* _Material to process_
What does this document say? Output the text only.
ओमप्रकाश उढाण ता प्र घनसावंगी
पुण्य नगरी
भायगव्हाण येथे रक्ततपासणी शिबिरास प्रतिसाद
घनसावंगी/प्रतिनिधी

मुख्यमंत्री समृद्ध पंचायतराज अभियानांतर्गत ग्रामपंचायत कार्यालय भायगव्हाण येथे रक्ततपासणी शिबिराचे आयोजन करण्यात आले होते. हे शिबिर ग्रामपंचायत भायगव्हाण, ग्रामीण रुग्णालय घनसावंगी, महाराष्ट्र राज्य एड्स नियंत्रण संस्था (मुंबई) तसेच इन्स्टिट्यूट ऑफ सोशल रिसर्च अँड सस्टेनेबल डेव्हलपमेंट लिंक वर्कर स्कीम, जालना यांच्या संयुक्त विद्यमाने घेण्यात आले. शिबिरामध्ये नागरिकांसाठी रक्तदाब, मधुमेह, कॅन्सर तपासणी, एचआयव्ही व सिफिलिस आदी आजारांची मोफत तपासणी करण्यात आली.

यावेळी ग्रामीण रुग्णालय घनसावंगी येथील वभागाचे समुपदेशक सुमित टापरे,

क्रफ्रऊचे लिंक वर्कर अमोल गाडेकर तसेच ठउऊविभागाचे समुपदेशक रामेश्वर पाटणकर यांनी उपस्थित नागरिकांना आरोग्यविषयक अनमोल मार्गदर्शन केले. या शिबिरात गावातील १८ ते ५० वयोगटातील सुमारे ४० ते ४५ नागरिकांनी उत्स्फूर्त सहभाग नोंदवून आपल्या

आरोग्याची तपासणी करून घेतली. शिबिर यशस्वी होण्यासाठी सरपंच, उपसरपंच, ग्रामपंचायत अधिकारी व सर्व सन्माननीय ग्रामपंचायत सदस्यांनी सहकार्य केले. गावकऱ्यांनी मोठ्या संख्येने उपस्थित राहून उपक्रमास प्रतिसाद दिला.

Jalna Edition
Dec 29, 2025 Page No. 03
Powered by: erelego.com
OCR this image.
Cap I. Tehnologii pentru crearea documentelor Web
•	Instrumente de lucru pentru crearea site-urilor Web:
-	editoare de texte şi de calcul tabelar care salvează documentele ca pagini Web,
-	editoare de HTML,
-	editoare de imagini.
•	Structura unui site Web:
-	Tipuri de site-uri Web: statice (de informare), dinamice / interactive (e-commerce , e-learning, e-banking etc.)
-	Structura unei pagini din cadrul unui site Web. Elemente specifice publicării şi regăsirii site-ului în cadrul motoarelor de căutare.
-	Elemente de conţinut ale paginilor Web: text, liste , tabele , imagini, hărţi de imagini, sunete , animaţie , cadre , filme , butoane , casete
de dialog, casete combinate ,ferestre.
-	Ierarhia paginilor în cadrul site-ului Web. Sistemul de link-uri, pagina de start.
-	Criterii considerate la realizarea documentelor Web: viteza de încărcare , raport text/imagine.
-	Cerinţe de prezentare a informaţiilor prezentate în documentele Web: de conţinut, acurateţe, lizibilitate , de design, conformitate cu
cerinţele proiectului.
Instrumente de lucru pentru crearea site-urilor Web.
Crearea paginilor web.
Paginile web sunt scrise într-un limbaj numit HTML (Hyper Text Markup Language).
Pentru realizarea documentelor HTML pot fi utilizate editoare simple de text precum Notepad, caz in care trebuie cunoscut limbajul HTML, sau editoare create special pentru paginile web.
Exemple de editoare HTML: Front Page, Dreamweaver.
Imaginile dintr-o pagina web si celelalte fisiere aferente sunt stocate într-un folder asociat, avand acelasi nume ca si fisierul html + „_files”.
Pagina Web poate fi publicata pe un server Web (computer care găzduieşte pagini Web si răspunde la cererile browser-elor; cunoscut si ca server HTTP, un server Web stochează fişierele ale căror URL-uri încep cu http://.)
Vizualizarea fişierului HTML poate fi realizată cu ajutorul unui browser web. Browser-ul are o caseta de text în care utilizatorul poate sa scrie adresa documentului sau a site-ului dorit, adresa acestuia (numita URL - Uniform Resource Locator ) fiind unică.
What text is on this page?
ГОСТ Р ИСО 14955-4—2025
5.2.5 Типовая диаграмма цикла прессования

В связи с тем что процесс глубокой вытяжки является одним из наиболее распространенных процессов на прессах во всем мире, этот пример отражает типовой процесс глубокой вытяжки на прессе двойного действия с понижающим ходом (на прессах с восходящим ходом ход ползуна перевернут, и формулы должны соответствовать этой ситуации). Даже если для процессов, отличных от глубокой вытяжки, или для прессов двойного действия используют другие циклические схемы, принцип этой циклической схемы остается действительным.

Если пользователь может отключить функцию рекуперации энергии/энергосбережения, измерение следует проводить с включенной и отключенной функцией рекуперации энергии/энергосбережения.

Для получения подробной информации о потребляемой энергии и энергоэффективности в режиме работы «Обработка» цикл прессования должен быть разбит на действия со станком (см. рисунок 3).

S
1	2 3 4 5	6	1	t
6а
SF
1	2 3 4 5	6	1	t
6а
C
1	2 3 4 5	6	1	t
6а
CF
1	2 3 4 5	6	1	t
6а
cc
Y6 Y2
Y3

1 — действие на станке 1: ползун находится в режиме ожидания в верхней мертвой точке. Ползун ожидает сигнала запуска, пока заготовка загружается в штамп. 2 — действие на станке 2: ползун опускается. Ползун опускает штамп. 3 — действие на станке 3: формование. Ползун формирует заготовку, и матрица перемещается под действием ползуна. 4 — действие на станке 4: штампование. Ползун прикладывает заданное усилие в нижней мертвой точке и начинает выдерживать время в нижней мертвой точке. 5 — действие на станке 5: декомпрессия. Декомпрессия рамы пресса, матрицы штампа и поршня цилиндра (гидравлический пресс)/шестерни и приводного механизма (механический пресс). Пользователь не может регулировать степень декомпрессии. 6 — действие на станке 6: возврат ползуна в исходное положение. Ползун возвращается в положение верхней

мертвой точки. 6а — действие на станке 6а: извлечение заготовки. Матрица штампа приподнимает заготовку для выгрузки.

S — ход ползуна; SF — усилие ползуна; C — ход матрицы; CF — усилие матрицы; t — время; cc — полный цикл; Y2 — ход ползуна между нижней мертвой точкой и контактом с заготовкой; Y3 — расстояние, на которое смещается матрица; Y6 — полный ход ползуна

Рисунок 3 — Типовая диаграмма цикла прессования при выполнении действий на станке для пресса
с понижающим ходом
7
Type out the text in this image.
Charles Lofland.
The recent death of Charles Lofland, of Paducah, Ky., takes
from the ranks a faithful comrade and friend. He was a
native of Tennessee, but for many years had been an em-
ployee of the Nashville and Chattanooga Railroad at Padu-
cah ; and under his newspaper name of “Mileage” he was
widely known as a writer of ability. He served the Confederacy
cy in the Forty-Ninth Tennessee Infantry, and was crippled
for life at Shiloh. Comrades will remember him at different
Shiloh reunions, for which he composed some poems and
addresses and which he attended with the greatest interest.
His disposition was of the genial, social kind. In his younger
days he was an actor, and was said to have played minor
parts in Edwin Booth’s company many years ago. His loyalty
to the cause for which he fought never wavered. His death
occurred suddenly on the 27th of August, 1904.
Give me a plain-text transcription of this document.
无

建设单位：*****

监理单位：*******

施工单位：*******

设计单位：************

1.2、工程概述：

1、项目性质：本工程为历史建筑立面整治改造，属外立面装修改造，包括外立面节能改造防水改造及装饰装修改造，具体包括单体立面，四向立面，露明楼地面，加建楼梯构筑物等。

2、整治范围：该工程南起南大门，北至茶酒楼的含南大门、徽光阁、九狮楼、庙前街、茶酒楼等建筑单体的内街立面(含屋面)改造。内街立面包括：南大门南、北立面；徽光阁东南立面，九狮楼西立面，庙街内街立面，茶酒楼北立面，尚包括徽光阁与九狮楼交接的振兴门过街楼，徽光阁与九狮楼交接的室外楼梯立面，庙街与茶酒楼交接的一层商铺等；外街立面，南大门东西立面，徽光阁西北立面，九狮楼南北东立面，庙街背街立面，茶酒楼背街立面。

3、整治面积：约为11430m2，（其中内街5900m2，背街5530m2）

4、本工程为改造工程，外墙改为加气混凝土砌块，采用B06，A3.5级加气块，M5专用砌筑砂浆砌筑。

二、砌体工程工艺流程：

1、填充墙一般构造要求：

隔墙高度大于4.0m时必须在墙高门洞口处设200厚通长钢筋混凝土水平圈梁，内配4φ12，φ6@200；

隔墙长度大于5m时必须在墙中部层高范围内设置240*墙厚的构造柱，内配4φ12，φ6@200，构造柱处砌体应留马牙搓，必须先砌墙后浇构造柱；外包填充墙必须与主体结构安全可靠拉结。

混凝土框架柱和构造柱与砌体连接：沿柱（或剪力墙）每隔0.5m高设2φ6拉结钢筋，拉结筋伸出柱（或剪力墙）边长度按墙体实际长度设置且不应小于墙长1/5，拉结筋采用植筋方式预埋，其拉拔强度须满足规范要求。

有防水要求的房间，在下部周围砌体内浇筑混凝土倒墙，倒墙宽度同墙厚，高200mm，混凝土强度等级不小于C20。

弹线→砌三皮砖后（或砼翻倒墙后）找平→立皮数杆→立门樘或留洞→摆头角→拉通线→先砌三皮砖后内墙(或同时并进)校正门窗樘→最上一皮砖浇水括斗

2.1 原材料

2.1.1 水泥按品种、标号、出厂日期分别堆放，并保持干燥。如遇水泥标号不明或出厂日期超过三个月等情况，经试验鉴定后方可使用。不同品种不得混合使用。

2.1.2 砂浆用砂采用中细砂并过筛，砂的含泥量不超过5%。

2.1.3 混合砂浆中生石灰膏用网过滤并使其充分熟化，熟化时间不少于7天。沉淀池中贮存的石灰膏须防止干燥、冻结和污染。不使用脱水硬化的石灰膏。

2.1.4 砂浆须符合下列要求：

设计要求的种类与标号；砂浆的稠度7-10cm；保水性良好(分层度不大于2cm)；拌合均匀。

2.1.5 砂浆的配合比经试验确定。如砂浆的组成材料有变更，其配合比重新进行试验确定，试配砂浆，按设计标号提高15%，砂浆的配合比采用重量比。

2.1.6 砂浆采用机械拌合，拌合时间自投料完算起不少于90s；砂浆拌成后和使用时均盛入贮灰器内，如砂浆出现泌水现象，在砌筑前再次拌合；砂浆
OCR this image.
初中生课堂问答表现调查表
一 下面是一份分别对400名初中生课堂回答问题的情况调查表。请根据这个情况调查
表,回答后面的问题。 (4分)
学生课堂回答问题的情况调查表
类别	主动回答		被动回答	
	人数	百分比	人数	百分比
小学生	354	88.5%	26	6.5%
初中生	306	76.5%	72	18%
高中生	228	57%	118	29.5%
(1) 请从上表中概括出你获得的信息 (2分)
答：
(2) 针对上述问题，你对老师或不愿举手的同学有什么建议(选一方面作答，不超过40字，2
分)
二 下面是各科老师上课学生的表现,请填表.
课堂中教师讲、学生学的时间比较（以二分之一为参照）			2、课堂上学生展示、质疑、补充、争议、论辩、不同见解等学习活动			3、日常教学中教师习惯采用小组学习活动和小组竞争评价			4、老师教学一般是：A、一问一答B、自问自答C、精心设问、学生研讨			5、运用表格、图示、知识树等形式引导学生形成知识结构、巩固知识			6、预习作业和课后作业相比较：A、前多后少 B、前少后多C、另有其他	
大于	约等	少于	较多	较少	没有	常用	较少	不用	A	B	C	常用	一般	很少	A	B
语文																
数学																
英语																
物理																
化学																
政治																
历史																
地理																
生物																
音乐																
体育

* _Task objective_
Search the records for the string "Instrumente" and return every line in which it occurs.

* _Task solution_
•	Instrumente de lucru pentru crearea site-urilor Web:
Instrumente de lucru pentru crearea site-urilor Web.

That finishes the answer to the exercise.